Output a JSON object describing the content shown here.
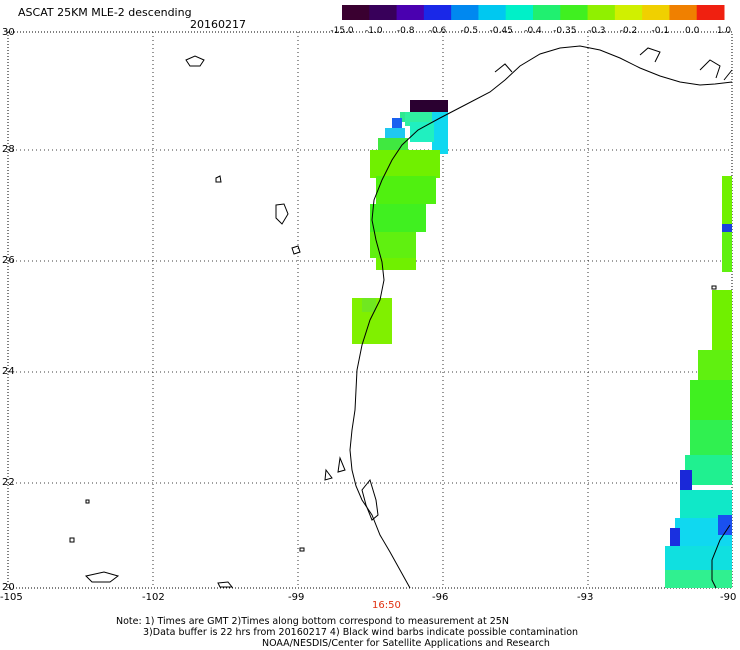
{
  "header": {
    "title": "ASCAT 25KM MLE-2 descending",
    "date": "20160217"
  },
  "colorbar": {
    "labels": [
      "-15.0",
      "-1.0",
      "-0.8",
      "-0.6",
      "-0.5",
      "-0.45",
      "-0.4",
      "-0.35",
      "-0.3",
      "-0.2",
      "-0.1",
      "0.0",
      "1.0"
    ],
    "colors": [
      "#3a0030",
      "#38005a",
      "#4a00b0",
      "#1a28e8",
      "#0088f0",
      "#00c8f0",
      "#00f0c8",
      "#20f070",
      "#40f020",
      "#90f000",
      "#d0f000",
      "#f0d000",
      "#f08000",
      "#f02010"
    ]
  },
  "map": {
    "lat_labels": [
      "30",
      "28",
      "26",
      "24",
      "22",
      "20"
    ],
    "lon_labels": [
      "-105",
      "-102",
      "-99",
      "-96",
      "-93",
      "-90"
    ],
    "time_label": "16:50",
    "grid": "dotted"
  },
  "notes": {
    "line1": "Note: 1) Times are GMT 2)Times along bottom correspond to measurement at 25N",
    "line2": "3)Data buffer is 22 hrs from 20160217 4) Black wind barbs indicate possible contamination",
    "line3": "NOAA/NESDIS/Center for Satellite Applications and Research"
  }
}
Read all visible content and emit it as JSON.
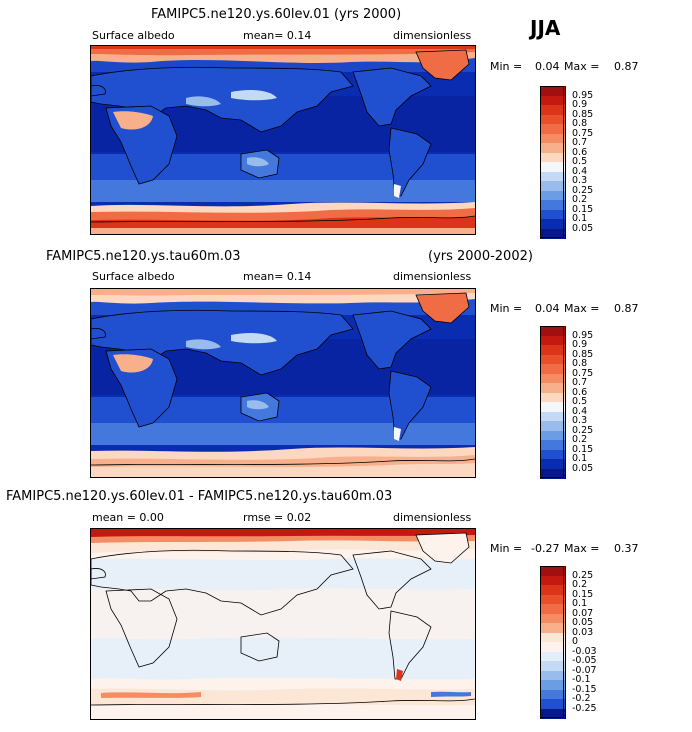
{
  "season": "JJA",
  "panels": [
    {
      "title": "FAMIPC5.ne120.ys.60lev.01 (yrs 2000)",
      "left_label": "Surface albedo",
      "mid_label": "mean=   0.14",
      "right_label": "dimensionless",
      "min_label": "Min =",
      "min_value": "0.04",
      "max_label": "Max =",
      "max_value": "0.87",
      "colorbar": [
        "0.95",
        "0.9",
        "0.85",
        "0.8",
        "0.75",
        "0.7",
        "0.6",
        "0.5",
        "0.4",
        "0.3",
        "0.25",
        "0.2",
        "0.15",
        "0.1",
        "0.05"
      ],
      "colors": [
        "#a01010",
        "#c21a10",
        "#dc3418",
        "#e8502c",
        "#f06c44",
        "#f48c64",
        "#f8b08c",
        "#fcd8c0",
        "#f4f6fa",
        "#c4daf4",
        "#98bcec",
        "#6c9ce4",
        "#4478dc",
        "#2050d0",
        "#0a2cb0",
        "#08188a"
      ]
    },
    {
      "title": "FAMIPC5.ne120.ys.tau60m.03",
      "title_right": "(yrs 2000-2002)",
      "left_label": "Surface albedo",
      "mid_label": "mean=   0.14",
      "right_label": "dimensionless",
      "min_label": "Min =",
      "min_value": "0.04",
      "max_label": "Max =",
      "max_value": "0.87",
      "colorbar": [
        "0.95",
        "0.9",
        "0.85",
        "0.8",
        "0.75",
        "0.7",
        "0.6",
        "0.5",
        "0.4",
        "0.3",
        "0.25",
        "0.2",
        "0.15",
        "0.1",
        "0.05"
      ],
      "colors": [
        "#a01010",
        "#c21a10",
        "#dc3418",
        "#e8502c",
        "#f06c44",
        "#f48c64",
        "#f8b08c",
        "#fcd8c0",
        "#f4f6fa",
        "#c4daf4",
        "#98bcec",
        "#6c9ce4",
        "#4478dc",
        "#2050d0",
        "#0a2cb0",
        "#08188a"
      ]
    },
    {
      "title": "FAMIPC5.ne120.ys.60lev.01 - FAMIPC5.ne120.ys.tau60m.03",
      "left_label": "mean =    0.00",
      "mid_label": "rmse =   0.02",
      "right_label": "dimensionless",
      "min_label": "Min =",
      "min_value": "-0.27",
      "max_label": "Max =",
      "max_value": "0.37",
      "colorbar": [
        "0.25",
        "0.2",
        "0.15",
        "0.1",
        "0.07",
        "0.05",
        "0.03",
        "0",
        "-0.03",
        "-0.05",
        "-0.07",
        "-0.1",
        "-0.15",
        "-0.2",
        "-0.25"
      ],
      "colors": [
        "#a01010",
        "#c21a10",
        "#dc3418",
        "#e8502c",
        "#f06c44",
        "#f48c64",
        "#f8b08c",
        "#fce6d6",
        "#fdf3ec",
        "#e4eefa",
        "#c4daf4",
        "#98bcec",
        "#6c9ce4",
        "#4478dc",
        "#2050d0",
        "#08188a"
      ]
    }
  ]
}
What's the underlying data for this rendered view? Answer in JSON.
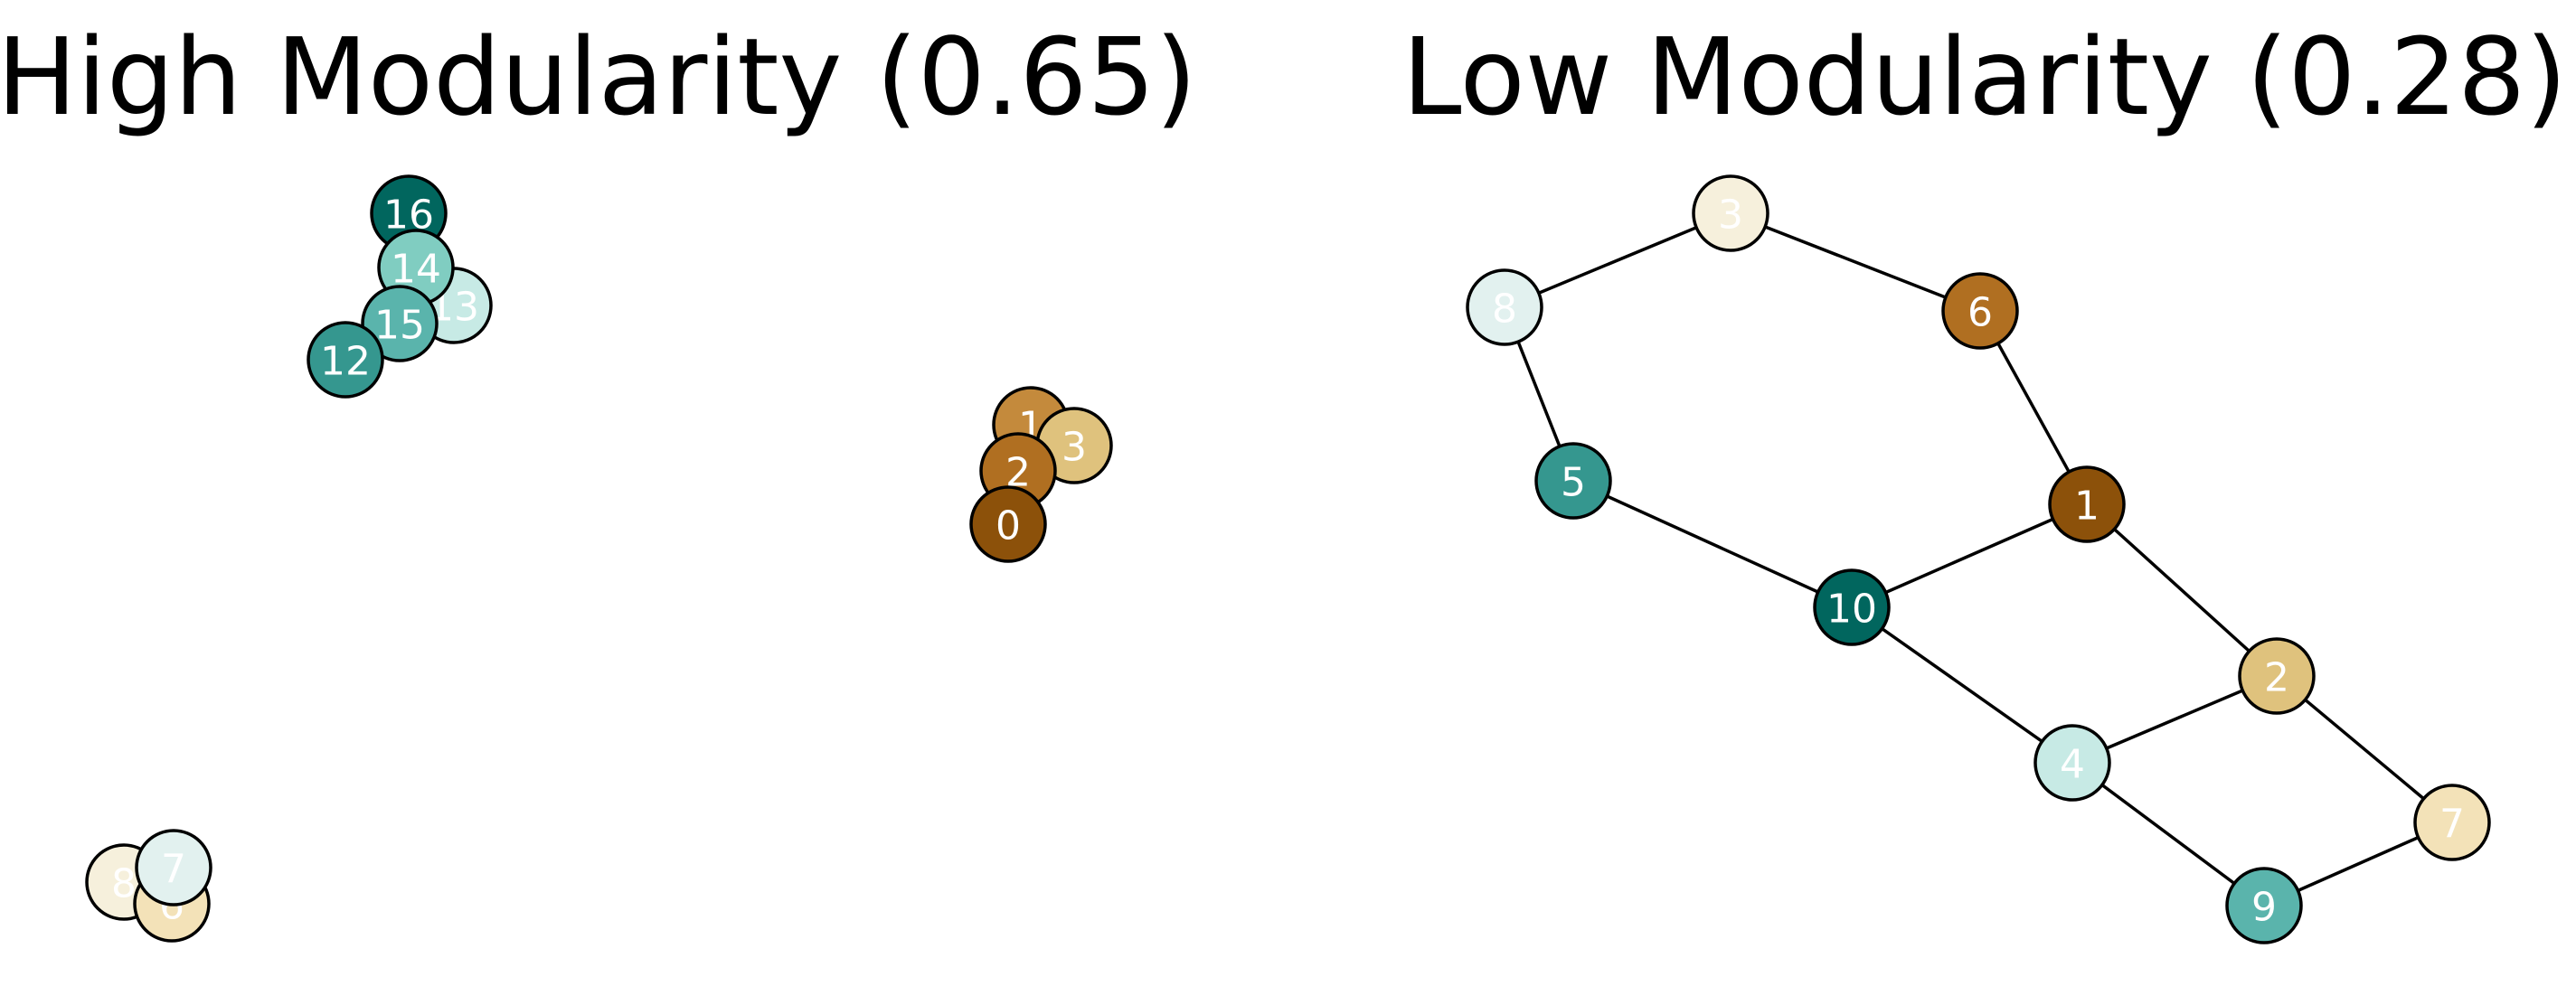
{
  "panels": [
    {
      "title": "High Modularity (0.65)",
      "nodes": [
        {
          "id": "16",
          "color": "#01665e"
        },
        {
          "id": "13",
          "color": "#c7eae5"
        },
        {
          "id": "14",
          "color": "#80cdc1"
        },
        {
          "id": "15",
          "color": "#5ab4ac"
        },
        {
          "id": "12",
          "color": "#35978f"
        },
        {
          "id": "1",
          "color": "#c48a3c"
        },
        {
          "id": "3",
          "color": "#dfc27d"
        },
        {
          "id": "2",
          "color": "#b06f21"
        },
        {
          "id": "0",
          "color": "#8c510a"
        },
        {
          "id": "8",
          "color": "#f6f0dc"
        },
        {
          "id": "6",
          "color": "#f3e2b8"
        },
        {
          "id": "7",
          "color": "#e2f1ef"
        }
      ],
      "edges": []
    },
    {
      "title": "Low Modularity (0.28)",
      "nodes": [
        {
          "id": "3",
          "color": "#f6f0dc"
        },
        {
          "id": "8",
          "color": "#e2f1ef"
        },
        {
          "id": "6",
          "color": "#b06f21"
        },
        {
          "id": "5",
          "color": "#35978f"
        },
        {
          "id": "1",
          "color": "#8c510a"
        },
        {
          "id": "10",
          "color": "#01665e"
        },
        {
          "id": "2",
          "color": "#dfc27d"
        },
        {
          "id": "4",
          "color": "#c7eae5"
        },
        {
          "id": "7",
          "color": "#f3e2b8"
        },
        {
          "id": "9",
          "color": "#5ab4ac"
        }
      ],
      "edges": [
        [
          "8",
          "3"
        ],
        [
          "3",
          "6"
        ],
        [
          "8",
          "5"
        ],
        [
          "6",
          "1"
        ],
        [
          "5",
          "10"
        ],
        [
          "10",
          "1"
        ],
        [
          "1",
          "2"
        ],
        [
          "10",
          "4"
        ],
        [
          "4",
          "2"
        ],
        [
          "2",
          "7"
        ],
        [
          "4",
          "9"
        ],
        [
          "9",
          "7"
        ]
      ]
    }
  ]
}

━━━

WHAT IS BEING ASKED: Repeat the records word for word. Any picture in them should be left out.

REPLY:
Output a JSON object describing the content shown here.
{
  "header": {
    "title": "ASCAT 25KM MLE-2 descending",
    "date": "20160217"
  },
  "colorbar": {
    "labels": [
      "-15.0",
      "-1.0",
      "-0.8",
      "-0.6",
      "-0.5",
      "-0.45",
      "-0.4",
      "-0.35",
      "-0.3",
      "-0.2",
      "-0.1",
      "0.0",
      "1.0"
    ],
    "colors": [
      "#3a0030",
      "#38005a",
      "#4a00b0",
      "#1a28e8",
      "#0088f0",
      "#00c8f0",
      "#00f0c8",
      "#20f070",
      "#40f020",
      "#90f000",
      "#d0f000",
      "#f0d000",
      "#f08000",
      "#f02010"
    ]
  },
  "map": {
    "lat_labels": [
      "30",
      "28",
      "26",
      "24",
      "22",
      "20"
    ],
    "lon_labels": [
      "-105",
      "-102",
      "-99",
      "-96",
      "-93",
      "-90"
    ],
    "time_label": "16:50",
    "grid": "dotted"
  },
  "notes": {
    "line1": "Note: 1) Times are GMT 2)Times along bottom correspond to measurement at 25N",
    "line2": "3)Data buffer is 22 hrs from 20160217 4) Black wind barbs indicate possible contamination",
    "line3": "NOAA/NESDIS/Center for Satellite Applications and Research"
  }
}
Read all visible content and emit it as JSON.
{
  "season": "JJA",
  "panels": [
    {
      "title": "FAMIPC5.ne120.ys.60lev.01 (yrs 2000)",
      "left_label": "Surface albedo",
      "mid_label": "mean=   0.14",
      "right_label": "dimensionless",
      "min_label": "Min =",
      "min_value": "0.04",
      "max_label": "Max =",
      "max_value": "0.87",
      "colorbar": [
        "0.95",
        "0.9",
        "0.85",
        "0.8",
        "0.75",
        "0.7",
        "0.6",
        "0.5",
        "0.4",
        "0.3",
        "0.25",
        "0.2",
        "0.15",
        "0.1",
        "0.05"
      ],
      "colors": [
        "#a01010",
        "#c21a10",
        "#dc3418",
        "#e8502c",
        "#f06c44",
        "#f48c64",
        "#f8b08c",
        "#fcd8c0",
        "#f4f6fa",
        "#c4daf4",
        "#98bcec",
        "#6c9ce4",
        "#4478dc",
        "#2050d0",
        "#0a2cb0",
        "#08188a"
      ]
    },
    {
      "title": "FAMIPC5.ne120.ys.tau60m.03",
      "title_right": "(yrs 2000-2002)",
      "left_label": "Surface albedo",
      "mid_label": "mean=   0.14",
      "right_label": "dimensionless",
      "min_label": "Min =",
      "min_value": "0.04",
      "max_label": "Max =",
      "max_value": "0.87",
      "colorbar": [
        "0.95",
        "0.9",
        "0.85",
        "0.8",
        "0.75",
        "0.7",
        "0.6",
        "0.5",
        "0.4",
        "0.3",
        "0.25",
        "0.2",
        "0.15",
        "0.1",
        "0.05"
      ],
      "colors": [
        "#a01010",
        "#c21a10",
        "#dc3418",
        "#e8502c",
        "#f06c44",
        "#f48c64",
        "#f8b08c",
        "#fcd8c0",
        "#f4f6fa",
        "#c4daf4",
        "#98bcec",
        "#6c9ce4",
        "#4478dc",
        "#2050d0",
        "#0a2cb0",
        "#08188a"
      ]
    },
    {
      "title": "FAMIPC5.ne120.ys.60lev.01 - FAMIPC5.ne120.ys.tau60m.03",
      "left_label": "mean =    0.00",
      "mid_label": "rmse =   0.02",
      "right_label": "dimensionless",
      "min_label": "Min =",
      "min_value": "-0.27",
      "max_label": "Max =",
      "max_value": "0.37",
      "colorbar": [
        "0.25",
        "0.2",
        "0.15",
        "0.1",
        "0.07",
        "0.05",
        "0.03",
        "0",
        "-0.03",
        "-0.05",
        "-0.07",
        "-0.1",
        "-0.15",
        "-0.2",
        "-0.25"
      ],
      "colors": [
        "#a01010",
        "#c21a10",
        "#dc3418",
        "#e8502c",
        "#f06c44",
        "#f48c64",
        "#f8b08c",
        "#fce6d6",
        "#fdf3ec",
        "#e4eefa",
        "#c4daf4",
        "#98bcec",
        "#6c9ce4",
        "#4478dc",
        "#2050d0",
        "#08188a"
      ]
    }
  ]
}
What's the underlying data for this rendered view? Answer in JSON.
{
  "panels": [
    {
      "title": "High Modularity (0.65)",
      "nodes": [
        {
          "id": "16",
          "color": "#01665e"
        },
        {
          "id": "13",
          "color": "#c7eae5"
        },
        {
          "id": "14",
          "color": "#80cdc1"
        },
        {
          "id": "15",
          "color": "#5ab4ac"
        },
        {
          "id": "12",
          "color": "#35978f"
        },
        {
          "id": "1",
          "color": "#c48a3c"
        },
        {
          "id": "3",
          "color": "#dfc27d"
        },
        {
          "id": "2",
          "color": "#b06f21"
        },
        {
          "id": "0",
          "color": "#8c510a"
        },
        {
          "id": "8",
          "color": "#f6f0dc"
        },
        {
          "id": "6",
          "color": "#f3e2b8"
        },
        {
          "id": "7",
          "color": "#e2f1ef"
        }
      ],
      "edges": []
    },
    {
      "title": "Low Modularity (0.28)",
      "nodes": [
        {
          "id": "3",
          "color": "#f6f0dc"
        },
        {
          "id": "8",
          "color": "#e2f1ef"
        },
        {
          "id": "6",
          "color": "#b06f21"
        },
        {
          "id": "5",
          "color": "#35978f"
        },
        {
          "id": "1",
          "color": "#8c510a"
        },
        {
          "id": "10",
          "color": "#01665e"
        },
        {
          "id": "2",
          "color": "#dfc27d"
        },
        {
          "id": "4",
          "color": "#c7eae5"
        },
        {
          "id": "7",
          "color": "#f3e2b8"
        },
        {
          "id": "9",
          "color": "#5ab4ac"
        }
      ],
      "edges": [
        [
          "8",
          "3"
        ],
        [
          "3",
          "6"
        ],
        [
          "8",
          "5"
        ],
        [
          "6",
          "1"
        ],
        [
          "5",
          "10"
        ],
        [
          "10",
          "1"
        ],
        [
          "1",
          "2"
        ],
        [
          "10",
          "4"
        ],
        [
          "4",
          "2"
        ],
        [
          "2",
          "7"
        ],
        [
          "4",
          "9"
        ],
        [
          "9",
          "7"
        ]
      ]
    }
  ]
}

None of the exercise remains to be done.